**Task to carry out**:
Write out all entries word for word.

**Input records**:
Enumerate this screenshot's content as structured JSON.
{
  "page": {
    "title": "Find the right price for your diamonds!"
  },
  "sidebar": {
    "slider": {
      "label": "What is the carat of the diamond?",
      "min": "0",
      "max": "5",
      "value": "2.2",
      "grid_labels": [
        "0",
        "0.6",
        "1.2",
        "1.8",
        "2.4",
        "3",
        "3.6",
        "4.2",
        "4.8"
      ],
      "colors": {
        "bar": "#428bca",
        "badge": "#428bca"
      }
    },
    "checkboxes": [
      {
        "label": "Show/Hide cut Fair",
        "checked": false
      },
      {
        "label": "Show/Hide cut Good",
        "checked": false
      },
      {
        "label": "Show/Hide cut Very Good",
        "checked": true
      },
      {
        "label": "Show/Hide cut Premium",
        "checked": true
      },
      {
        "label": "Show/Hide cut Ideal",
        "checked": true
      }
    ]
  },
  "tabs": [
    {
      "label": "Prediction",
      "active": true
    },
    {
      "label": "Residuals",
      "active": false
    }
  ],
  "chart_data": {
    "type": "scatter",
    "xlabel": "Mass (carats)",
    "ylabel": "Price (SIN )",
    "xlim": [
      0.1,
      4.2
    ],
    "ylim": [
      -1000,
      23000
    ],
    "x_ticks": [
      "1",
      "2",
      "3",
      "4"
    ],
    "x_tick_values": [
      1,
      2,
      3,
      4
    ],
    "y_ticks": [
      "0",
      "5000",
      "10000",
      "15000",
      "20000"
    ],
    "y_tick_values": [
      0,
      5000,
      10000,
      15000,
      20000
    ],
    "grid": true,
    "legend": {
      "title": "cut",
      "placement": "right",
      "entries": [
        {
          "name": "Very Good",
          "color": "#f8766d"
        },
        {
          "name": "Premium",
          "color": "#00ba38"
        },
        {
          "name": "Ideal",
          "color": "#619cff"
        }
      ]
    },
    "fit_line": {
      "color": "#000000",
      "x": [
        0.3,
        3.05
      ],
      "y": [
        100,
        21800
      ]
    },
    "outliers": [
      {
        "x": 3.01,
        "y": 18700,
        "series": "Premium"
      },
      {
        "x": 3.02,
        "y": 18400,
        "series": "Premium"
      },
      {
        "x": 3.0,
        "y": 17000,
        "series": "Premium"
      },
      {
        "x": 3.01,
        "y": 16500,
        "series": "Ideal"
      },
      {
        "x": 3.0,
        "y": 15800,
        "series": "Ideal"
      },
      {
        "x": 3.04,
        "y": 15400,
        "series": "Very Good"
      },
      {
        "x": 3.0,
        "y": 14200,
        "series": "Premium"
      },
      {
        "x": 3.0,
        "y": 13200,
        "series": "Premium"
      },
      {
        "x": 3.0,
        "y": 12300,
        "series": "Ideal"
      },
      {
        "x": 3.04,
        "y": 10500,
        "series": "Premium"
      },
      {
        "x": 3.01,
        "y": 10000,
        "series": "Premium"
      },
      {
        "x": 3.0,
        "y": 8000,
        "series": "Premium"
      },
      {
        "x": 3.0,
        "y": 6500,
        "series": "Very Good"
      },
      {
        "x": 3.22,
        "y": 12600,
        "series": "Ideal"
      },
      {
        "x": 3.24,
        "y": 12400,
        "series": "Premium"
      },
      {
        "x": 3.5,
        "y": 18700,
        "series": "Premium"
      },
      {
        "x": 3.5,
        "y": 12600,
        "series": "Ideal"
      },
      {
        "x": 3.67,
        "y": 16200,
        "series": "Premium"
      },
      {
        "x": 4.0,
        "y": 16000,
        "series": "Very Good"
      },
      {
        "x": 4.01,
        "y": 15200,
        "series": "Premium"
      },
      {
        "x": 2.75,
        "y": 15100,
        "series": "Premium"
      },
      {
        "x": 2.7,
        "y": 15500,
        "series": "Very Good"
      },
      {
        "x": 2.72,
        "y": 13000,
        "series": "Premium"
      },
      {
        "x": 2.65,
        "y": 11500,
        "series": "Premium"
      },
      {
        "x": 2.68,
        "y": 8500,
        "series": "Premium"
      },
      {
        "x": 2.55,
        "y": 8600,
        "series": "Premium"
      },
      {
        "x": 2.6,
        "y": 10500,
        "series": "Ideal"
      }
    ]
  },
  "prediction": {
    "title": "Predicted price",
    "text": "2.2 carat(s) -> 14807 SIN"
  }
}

**Full output**:
Enumerate this screenshot's content as structured JSON.
{
  "page": {
    "title": "Find the right price for your diamonds!"
  },
  "sidebar": {
    "slider": {
      "label": "What is the carat of the diamond?",
      "min": "0",
      "max": "5",
      "value": "2.2",
      "grid_labels": [
        "0",
        "0.6",
        "1.2",
        "1.8",
        "2.4",
        "3",
        "3.6",
        "4.2",
        "4.8"
      ],
      "colors": {
        "bar": "#428bca",
        "badge": "#428bca"
      }
    },
    "checkboxes": [
      {
        "label": "Show/Hide cut Fair",
        "checked": false
      },
      {
        "label": "Show/Hide cut Good",
        "checked": false
      },
      {
        "label": "Show/Hide cut Very Good",
        "checked": true
      },
      {
        "label": "Show/Hide cut Premium",
        "checked": true
      },
      {
        "label": "Show/Hide cut Ideal",
        "checked": true
      }
    ]
  },
  "tabs": [
    {
      "label": "Prediction",
      "active": true
    },
    {
      "label": "Residuals",
      "active": false
    }
  ],
  "chart_data": {
    "type": "scatter",
    "xlabel": "Mass (carats)",
    "ylabel": "Price (SIN )",
    "xlim": [
      0.1,
      4.2
    ],
    "ylim": [
      -1000,
      23000
    ],
    "x_ticks": [
      "1",
      "2",
      "3",
      "4"
    ],
    "x_tick_values": [
      1,
      2,
      3,
      4
    ],
    "y_ticks": [
      "0",
      "5000",
      "10000",
      "15000",
      "20000"
    ],
    "y_tick_values": [
      0,
      5000,
      10000,
      15000,
      20000
    ],
    "grid": true,
    "legend": {
      "title": "cut",
      "placement": "right",
      "entries": [
        {
          "name": "Very Good",
          "color": "#f8766d"
        },
        {
          "name": "Premium",
          "color": "#00ba38"
        },
        {
          "name": "Ideal",
          "color": "#619cff"
        }
      ]
    },
    "fit_line": {
      "color": "#000000",
      "x": [
        0.3,
        3.05
      ],
      "y": [
        100,
        21800
      ]
    },
    "outliers": [
      {
        "x": 3.01,
        "y": 18700,
        "series": "Premium"
      },
      {
        "x": 3.02,
        "y": 18400,
        "series": "Premium"
      },
      {
        "x": 3.0,
        "y": 17000,
        "series": "Premium"
      },
      {
        "x": 3.01,
        "y": 16500,
        "series": "Ideal"
      },
      {
        "x": 3.0,
        "y": 15800,
        "series": "Ideal"
      },
      {
        "x": 3.04,
        "y": 15400,
        "series": "Very Good"
      },
      {
        "x": 3.0,
        "y": 14200,
        "series": "Premium"
      },
      {
        "x": 3.0,
        "y": 13200,
        "series": "Premium"
      },
      {
        "x": 3.0,
        "y": 12300,
        "series": "Ideal"
      },
      {
        "x": 3.04,
        "y": 10500,
        "series": "Premium"
      },
      {
        "x": 3.01,
        "y": 10000,
        "series": "Premium"
      },
      {
        "x": 3.0,
        "y": 8000,
        "series": "Premium"
      },
      {
        "x": 3.0,
        "y": 6500,
        "series": "Very Good"
      },
      {
        "x": 3.22,
        "y": 12600,
        "series": "Ideal"
      },
      {
        "x": 3.24,
        "y": 12400,
        "series": "Premium"
      },
      {
        "x": 3.5,
        "y": 18700,
        "series": "Premium"
      },
      {
        "x": 3.5,
        "y": 12600,
        "series": "Ideal"
      },
      {
        "x": 3.67,
        "y": 16200,
        "series": "Premium"
      },
      {
        "x": 4.0,
        "y": 16000,
        "series": "Very Good"
      },
      {
        "x": 4.01,
        "y": 15200,
        "series": "Premium"
      },
      {
        "x": 2.75,
        "y": 15100,
        "series": "Premium"
      },
      {
        "x": 2.7,
        "y": 15500,
        "series": "Very Good"
      },
      {
        "x": 2.72,
        "y": 13000,
        "series": "Premium"
      },
      {
        "x": 2.65,
        "y": 11500,
        "series": "Premium"
      },
      {
        "x": 2.68,
        "y": 8500,
        "series": "Premium"
      },
      {
        "x": 2.55,
        "y": 8600,
        "series": "Premium"
      },
      {
        "x": 2.6,
        "y": 10500,
        "series": "Ideal"
      }
    ]
  },
  "prediction": {
    "title": "Predicted price",
    "text": "2.2 carat(s) -> 14807 SIN"
  }
}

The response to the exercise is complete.